Records from a dataset:

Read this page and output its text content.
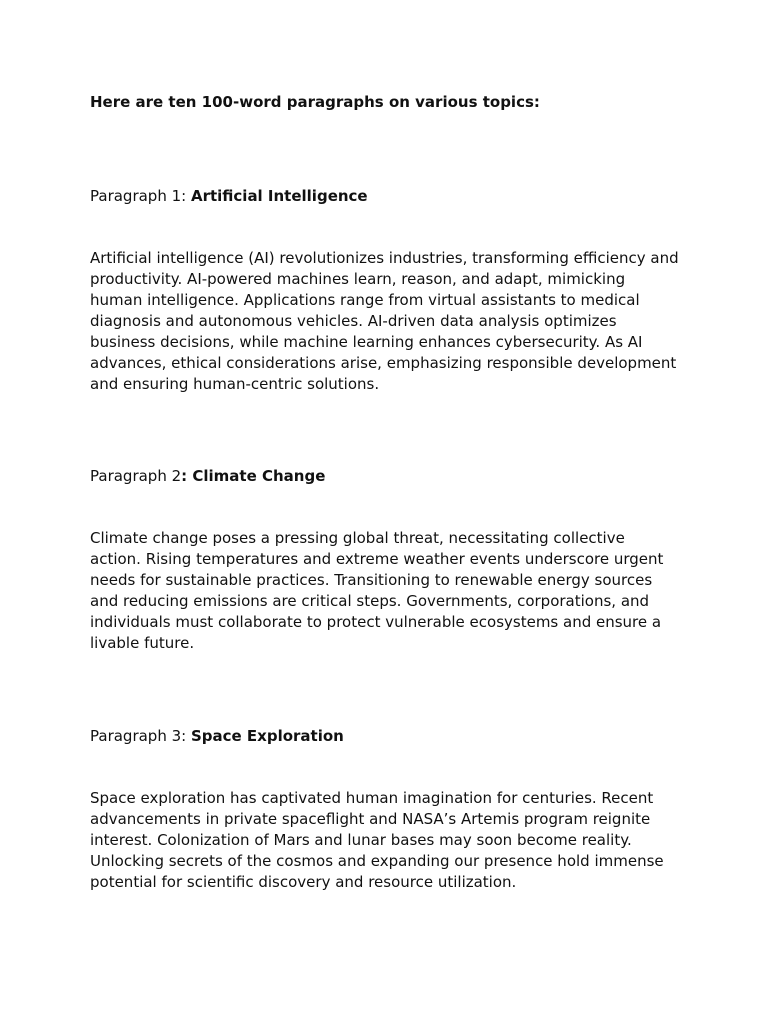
Here are ten 100-word paragraphs on various topics:
Paragraph 1: Artificial Intelligence
Artificial intelligence (AI) revolutionizes industries, transforming efficiency and productivity. AI-powered machines learn, reason, and adapt, mimicking human intelligence. Applications range from virtual assistants to medical diagnosis and autonomous vehicles. AI-driven data analysis optimizes business decisions, while machine learning enhances cybersecurity. As AI advances, ethical considerations arise, emphasizing responsible development and ensuring human-centric solutions.
Paragraph 2: Climate Change
Climate change poses a pressing global threat, necessitating collective action. Rising temperatures and extreme weather events underscore urgent needs for sustainable practices. Transitioning to renewable energy sources and reducing emissions are critical steps. Governments, corporations, and individuals must collaborate to protect vulnerable ecosystems and ensure a livable future.
Paragraph 3: Space Exploration
Space exploration has captivated human imagination for centuries. Recent advancements in private spaceflight and NASA’s Artemis program reignite interest. Colonization of Mars and lunar bases may soon become reality. Unlocking secrets of the cosmos and expanding our presence hold immense potential for scientific discovery and resource utilization.
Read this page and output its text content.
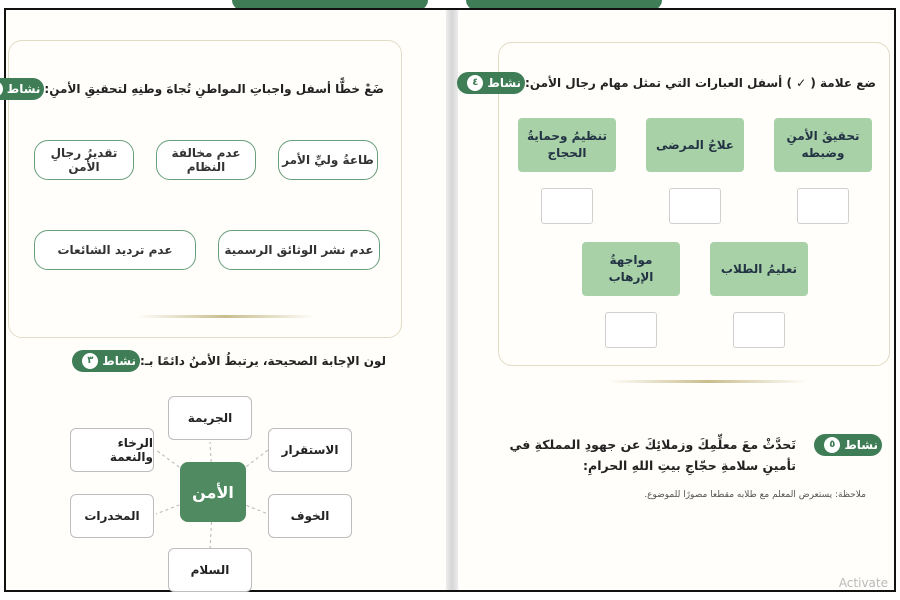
نشاط ضَعْ خطًّا أسفل واجباتِ المواطنِ تُجاهَ وطنِهِ لتحقيقِ الأمنِ:
طاعةُ وليِّ الأمر
عدم مخالفة النظام
تقديرُ رجالِ الأمن
عدم نشر الوثائق الرسمية
عدم ترديد الشائعات
نشاط
٣	لون الإجابة الصحيحة، يرتبطُ الأمنُ دائمًا بـ:
الأمن
الجريمة
الاستقرار
الخوف
السلام
المخدرات
الرخاء والنعمة
نشاط
٤	ضع علامة ( ✓ ) أسفل العبارات التي تمثل مهام رجال الأمن:
تحقيقُ الأمنِ وضبطه
علاجُ المرضى
تنظيمُ وحمايةُ الحجاج
تعليمُ الطلاب
مواجهةُ الإرهاب
نشاط
٥
تَحدَّثْ معَ معلِّمِكَ وزملائِكَ عن جهودِ المملكةِ في تأمينِ سلامةِ حجّاجِ بيتِ اللهِ الحرامِ:
ملاحظة: يستعرض المعلم مع طلابه مقطعا مصورًا للموضوع.
Activate
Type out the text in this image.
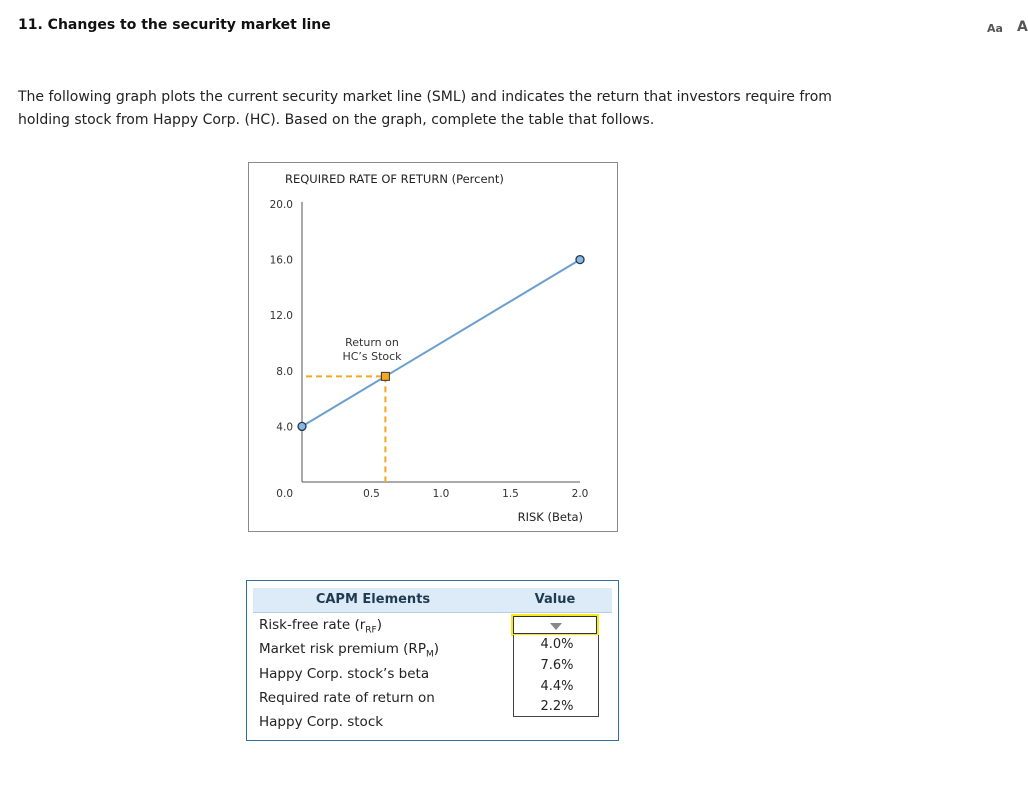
11. Changes to the security market line	Aa A
The following graph plots the current security market line (SML) and indicates the return that investors require from holding stock from Happy Corp. (HC). Based on the graph, complete the table that follows.
REQUIRED RATE OF RETURN (Percent)
0.0
4.0
8.0
12.0
16.0
20.0
0.5	1.0	1.5	2.0
RISK (Beta)
Return on
HC’s Stock
CAPM Elements	Value
Risk-free rate $(r_{RF})$
Market risk premium $(RP_M)$
Happy Corp. stock’s beta
Required rate of return on
Happy Corp. stock
4.0%
7.6%
4.4%
2.2%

### Problem details:
Copy down every line of the entries containing the word "رجال".

### Final result:
تقديرُ رجالِ الأمن
٤	ضع علامة ( ✓ ) أسفل العبارات التي تمثل مهام رجال الأمن:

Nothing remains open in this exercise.